Repeat each line exactly as it is written.

(Records from a collection)

###

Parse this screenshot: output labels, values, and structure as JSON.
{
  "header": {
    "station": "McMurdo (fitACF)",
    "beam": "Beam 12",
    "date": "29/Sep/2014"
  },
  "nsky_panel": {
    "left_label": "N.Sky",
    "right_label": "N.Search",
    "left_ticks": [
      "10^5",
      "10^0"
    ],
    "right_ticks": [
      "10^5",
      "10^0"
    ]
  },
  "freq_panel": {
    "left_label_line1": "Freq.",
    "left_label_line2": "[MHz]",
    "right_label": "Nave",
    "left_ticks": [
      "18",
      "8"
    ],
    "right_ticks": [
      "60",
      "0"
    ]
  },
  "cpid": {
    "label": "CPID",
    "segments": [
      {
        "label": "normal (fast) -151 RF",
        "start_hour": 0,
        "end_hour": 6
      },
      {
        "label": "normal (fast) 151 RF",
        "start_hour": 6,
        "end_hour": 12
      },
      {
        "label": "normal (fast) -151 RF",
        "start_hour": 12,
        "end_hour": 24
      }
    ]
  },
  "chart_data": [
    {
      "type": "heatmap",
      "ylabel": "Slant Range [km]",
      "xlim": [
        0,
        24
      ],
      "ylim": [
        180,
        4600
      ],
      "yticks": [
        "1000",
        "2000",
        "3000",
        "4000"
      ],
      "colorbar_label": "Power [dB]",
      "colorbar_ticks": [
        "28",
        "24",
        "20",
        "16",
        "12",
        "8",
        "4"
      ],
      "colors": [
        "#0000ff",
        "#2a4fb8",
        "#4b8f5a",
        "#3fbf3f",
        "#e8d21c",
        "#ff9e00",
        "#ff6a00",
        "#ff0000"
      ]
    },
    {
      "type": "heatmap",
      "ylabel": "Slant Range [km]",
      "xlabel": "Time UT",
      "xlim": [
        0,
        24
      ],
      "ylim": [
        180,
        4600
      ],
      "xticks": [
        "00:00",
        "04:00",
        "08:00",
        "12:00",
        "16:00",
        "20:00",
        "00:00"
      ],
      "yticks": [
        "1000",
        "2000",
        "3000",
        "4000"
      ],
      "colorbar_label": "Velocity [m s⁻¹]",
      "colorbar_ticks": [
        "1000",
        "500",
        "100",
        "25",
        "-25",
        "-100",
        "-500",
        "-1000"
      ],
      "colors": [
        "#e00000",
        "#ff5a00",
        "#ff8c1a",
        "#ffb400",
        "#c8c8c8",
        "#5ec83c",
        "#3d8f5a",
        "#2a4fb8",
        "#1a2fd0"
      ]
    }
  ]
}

###

■ Reply to the task
Parse this screenshot: output labels, values, and structure as JSON.
{
  "header": {
    "station": "McMurdo (fitACF)",
    "beam": "Beam 12",
    "date": "29/Sep/2014"
  },
  "nsky_panel": {
    "left_label": "N.Sky",
    "right_label": "N.Search",
    "left_ticks": [
      "10^5",
      "10^0"
    ],
    "right_ticks": [
      "10^5",
      "10^0"
    ]
  },
  "freq_panel": {
    "left_label_line1": "Freq.",
    "left_label_line2": "[MHz]",
    "right_label": "Nave",
    "left_ticks": [
      "18",
      "8"
    ],
    "right_ticks": [
      "60",
      "0"
    ]
  },
  "cpid": {
    "label": "CPID",
    "segments": [
      {
        "label": "normal (fast) -151 RF",
        "start_hour": 0,
        "end_hour": 6
      },
      {
        "label": "normal (fast) 151 RF",
        "start_hour": 6,
        "end_hour": 12
      },
      {
        "label": "normal (fast) -151 RF",
        "start_hour": 12,
        "end_hour": 24
      }
    ]
  },
  "chart_data": [
    {
      "type": "heatmap",
      "ylabel": "Slant Range [km]",
      "xlim": [
        0,
        24
      ],
      "ylim": [
        180,
        4600
      ],
      "yticks": [
        "1000",
        "2000",
        "3000",
        "4000"
      ],
      "colorbar_label": "Power [dB]",
      "colorbar_ticks": [
        "28",
        "24",
        "20",
        "16",
        "12",
        "8",
        "4"
      ],
      "colors": [
        "#0000ff",
        "#2a4fb8",
        "#4b8f5a",
        "#3fbf3f",
        "#e8d21c",
        "#ff9e00",
        "#ff6a00",
        "#ff0000"
      ]
    },
    {
      "type": "heatmap",
      "ylabel": "Slant Range [km]",
      "xlabel": "Time UT",
      "xlim": [
        0,
        24
      ],
      "ylim": [
        180,
        4600
      ],
      "xticks": [
        "00:00",
        "04:00",
        "08:00",
        "12:00",
        "16:00",
        "20:00",
        "00:00"
      ],
      "yticks": [
        "1000",
        "2000",
        "3000",
        "4000"
      ],
      "colorbar_label": "Velocity [m s⁻¹]",
      "colorbar_ticks": [
        "1000",
        "500",
        "100",
        "25",
        "-25",
        "-100",
        "-500",
        "-1000"
      ],
      "colors": [
        "#e00000",
        "#ff5a00",
        "#ff8c1a",
        "#ffb400",
        "#c8c8c8",
        "#5ec83c",
        "#3d8f5a",
        "#2a4fb8",
        "#1a2fd0"
      ]
    }
  ]
}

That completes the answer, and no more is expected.